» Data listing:

#####

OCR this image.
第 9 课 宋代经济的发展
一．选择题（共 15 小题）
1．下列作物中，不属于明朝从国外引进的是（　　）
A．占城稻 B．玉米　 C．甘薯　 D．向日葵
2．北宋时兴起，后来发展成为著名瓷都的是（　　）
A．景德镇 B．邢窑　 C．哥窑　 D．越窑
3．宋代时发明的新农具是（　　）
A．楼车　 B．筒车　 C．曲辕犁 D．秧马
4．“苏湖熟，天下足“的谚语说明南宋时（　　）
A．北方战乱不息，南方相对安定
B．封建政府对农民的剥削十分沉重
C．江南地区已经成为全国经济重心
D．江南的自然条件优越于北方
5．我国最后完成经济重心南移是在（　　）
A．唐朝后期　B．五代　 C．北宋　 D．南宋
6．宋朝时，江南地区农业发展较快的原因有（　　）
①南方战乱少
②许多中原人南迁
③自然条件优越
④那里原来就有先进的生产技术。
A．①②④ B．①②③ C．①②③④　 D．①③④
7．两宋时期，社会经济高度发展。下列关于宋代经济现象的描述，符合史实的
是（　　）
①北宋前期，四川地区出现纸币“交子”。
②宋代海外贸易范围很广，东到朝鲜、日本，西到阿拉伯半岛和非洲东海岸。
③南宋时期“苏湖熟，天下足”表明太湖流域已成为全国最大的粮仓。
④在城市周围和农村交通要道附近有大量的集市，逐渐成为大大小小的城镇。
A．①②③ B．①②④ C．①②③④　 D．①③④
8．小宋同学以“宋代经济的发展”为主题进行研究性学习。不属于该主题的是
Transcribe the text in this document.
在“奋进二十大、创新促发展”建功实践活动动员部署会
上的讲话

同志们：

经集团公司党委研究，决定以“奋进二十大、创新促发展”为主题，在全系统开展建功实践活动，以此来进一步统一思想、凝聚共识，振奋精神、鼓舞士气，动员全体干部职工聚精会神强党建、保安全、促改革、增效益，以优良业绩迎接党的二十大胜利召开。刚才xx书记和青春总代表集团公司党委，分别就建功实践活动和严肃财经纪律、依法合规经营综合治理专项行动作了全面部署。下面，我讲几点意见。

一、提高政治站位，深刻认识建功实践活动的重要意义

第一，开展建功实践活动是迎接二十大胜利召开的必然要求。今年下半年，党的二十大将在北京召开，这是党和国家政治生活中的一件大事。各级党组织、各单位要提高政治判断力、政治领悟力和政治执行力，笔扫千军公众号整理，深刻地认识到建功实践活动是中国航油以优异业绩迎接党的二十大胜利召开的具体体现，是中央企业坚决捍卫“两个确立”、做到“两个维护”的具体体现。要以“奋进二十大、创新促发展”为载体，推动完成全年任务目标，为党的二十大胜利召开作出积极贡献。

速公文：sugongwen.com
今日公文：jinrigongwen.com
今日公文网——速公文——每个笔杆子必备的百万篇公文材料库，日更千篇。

#####

» Problem requirements: Set down, unchanged, the line that contains "Transcribe the text in this document." together with every later line in the records, through the last one.

» Task response:
Transcribe the text in this document.
在“奋进二十大、创新促发展”建功实践活动动员部署会
上的讲话

同志们：

经集团公司党委研究，决定以“奋进二十大、创新促发展”为主题，在全系统开展建功实践活动，以此来进一步统一思想、凝聚共识，振奋精神、鼓舞士气，动员全体干部职工聚精会神强党建、保安全、促改革、增效益，以优良业绩迎接党的二十大胜利召开。刚才xx书记和青春总代表集团公司党委，分别就建功实践活动和严肃财经纪律、依法合规经营综合治理专项行动作了全面部署。下面，我讲几点意见。

一、提高政治站位，深刻认识建功实践活动的重要意义

第一，开展建功实践活动是迎接二十大胜利召开的必然要求。今年下半年，党的二十大将在北京召开，这是党和国家政治生活中的一件大事。各级党组织、各单位要提高政治判断力、政治领悟力和政治执行力，笔扫千军公众号整理，深刻地认识到建功实践活动是中国航油以优异业绩迎接党的二十大胜利召开的具体体现，是中央企业坚决捍卫“两个确立”、做到“两个维护”的具体体现。要以“奋进二十大、创新促发展”为载体，推动完成全年任务目标，为党的二十大胜利召开作出积极贡献。

速公文：sugongwen.com
今日公文：jinrigongwen.com
今日公文网——速公文——每个笔杆子必备的百万篇公文材料库，日更千篇。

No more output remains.